Stored items:
- - - - -

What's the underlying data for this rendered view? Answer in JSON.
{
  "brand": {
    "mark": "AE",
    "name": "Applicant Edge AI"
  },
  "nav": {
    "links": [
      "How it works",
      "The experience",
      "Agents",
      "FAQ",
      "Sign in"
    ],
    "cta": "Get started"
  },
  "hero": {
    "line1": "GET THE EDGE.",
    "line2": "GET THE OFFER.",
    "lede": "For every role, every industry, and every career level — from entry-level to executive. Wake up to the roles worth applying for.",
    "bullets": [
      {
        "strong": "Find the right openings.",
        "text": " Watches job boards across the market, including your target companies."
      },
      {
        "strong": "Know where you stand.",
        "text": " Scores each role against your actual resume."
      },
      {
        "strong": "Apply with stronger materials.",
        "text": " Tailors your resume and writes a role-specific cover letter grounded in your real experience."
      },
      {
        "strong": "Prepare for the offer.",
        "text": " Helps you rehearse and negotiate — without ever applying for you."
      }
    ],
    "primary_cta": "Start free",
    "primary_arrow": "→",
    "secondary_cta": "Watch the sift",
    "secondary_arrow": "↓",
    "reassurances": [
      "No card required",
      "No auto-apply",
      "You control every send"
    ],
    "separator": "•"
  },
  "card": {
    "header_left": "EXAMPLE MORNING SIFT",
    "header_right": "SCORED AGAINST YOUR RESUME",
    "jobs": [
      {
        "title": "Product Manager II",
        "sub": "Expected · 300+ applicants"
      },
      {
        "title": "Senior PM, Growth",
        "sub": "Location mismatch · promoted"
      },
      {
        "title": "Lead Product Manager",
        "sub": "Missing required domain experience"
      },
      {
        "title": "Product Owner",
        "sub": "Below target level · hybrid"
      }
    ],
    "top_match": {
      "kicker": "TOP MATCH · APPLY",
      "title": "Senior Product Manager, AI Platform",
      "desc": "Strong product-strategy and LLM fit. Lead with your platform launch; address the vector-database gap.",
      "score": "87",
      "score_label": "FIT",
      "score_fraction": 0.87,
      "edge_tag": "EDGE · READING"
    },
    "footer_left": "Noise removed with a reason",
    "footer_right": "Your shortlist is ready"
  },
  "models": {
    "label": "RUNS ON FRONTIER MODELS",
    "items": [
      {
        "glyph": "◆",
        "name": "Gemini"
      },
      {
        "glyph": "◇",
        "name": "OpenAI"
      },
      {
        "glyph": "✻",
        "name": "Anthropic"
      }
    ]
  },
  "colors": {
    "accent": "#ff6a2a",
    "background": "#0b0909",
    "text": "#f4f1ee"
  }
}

- - - - -

**WORK INSTRUCTIONS:**
Return every line of the material exactly.

**FINISHED TASK:**
What's the underlying data for this rendered view? Answer in JSON.
{
  "brand": {
    "mark": "AE",
    "name": "Applicant Edge AI"
  },
  "nav": {
    "links": [
      "How it works",
      "The experience",
      "Agents",
      "FAQ",
      "Sign in"
    ],
    "cta": "Get started"
  },
  "hero": {
    "line1": "GET THE EDGE.",
    "line2": "GET THE OFFER.",
    "lede": "For every role, every industry, and every career level — from entry-level to executive. Wake up to the roles worth applying for.",
    "bullets": [
      {
        "strong": "Find the right openings.",
        "text": " Watches job boards across the market, including your target companies."
      },
      {
        "strong": "Know where you stand.",
        "text": " Scores each role against your actual resume."
      },
      {
        "strong": "Apply with stronger materials.",
        "text": " Tailors your resume and writes a role-specific cover letter grounded in your real experience."
      },
      {
        "strong": "Prepare for the offer.",
        "text": " Helps you rehearse and negotiate — without ever applying for you."
      }
    ],
    "primary_cta": "Start free",
    "primary_arrow": "→",
    "secondary_cta": "Watch the sift",
    "secondary_arrow": "↓",
    "reassurances": [
      "No card required",
      "No auto-apply",
      "You control every send"
    ],
    "separator": "•"
  },
  "card": {
    "header_left": "EXAMPLE MORNING SIFT",
    "header_right": "SCORED AGAINST YOUR RESUME",
    "jobs": [
      {
        "title": "Product Manager II",
        "sub": "Expected · 300+ applicants"
      },
      {
        "title": "Senior PM, Growth",
        "sub": "Location mismatch · promoted"
      },
      {
        "title": "Lead Product Manager",
        "sub": "Missing required domain experience"
      },
      {
        "title": "Product Owner",
        "sub": "Below target level · hybrid"
      }
    ],
    "top_match": {
      "kicker": "TOP MATCH · APPLY",
      "title": "Senior Product Manager, AI Platform",
      "desc": "Strong product-strategy and LLM fit. Lead with your platform launch; address the vector-database gap.",
      "score": "87",
      "score_label": "FIT",
      "score_fraction": 0.87,
      "edge_tag": "EDGE · READING"
    },
    "footer_left": "Noise removed with a reason",
    "footer_right": "Your shortlist is ready"
  },
  "models": {
    "label": "RUNS ON FRONTIER MODELS",
    "items": [
      {
        "glyph": "◆",
        "name": "Gemini"
      },
      {
        "glyph": "◇",
        "name": "OpenAI"
      },
      {
        "glyph": "✻",
        "name": "Anthropic"
      }
    ]
  },
  "colors": {
    "accent": "#ff6a2a",
    "background": "#0b0909",
    "text": "#f4f1ee"
  }
}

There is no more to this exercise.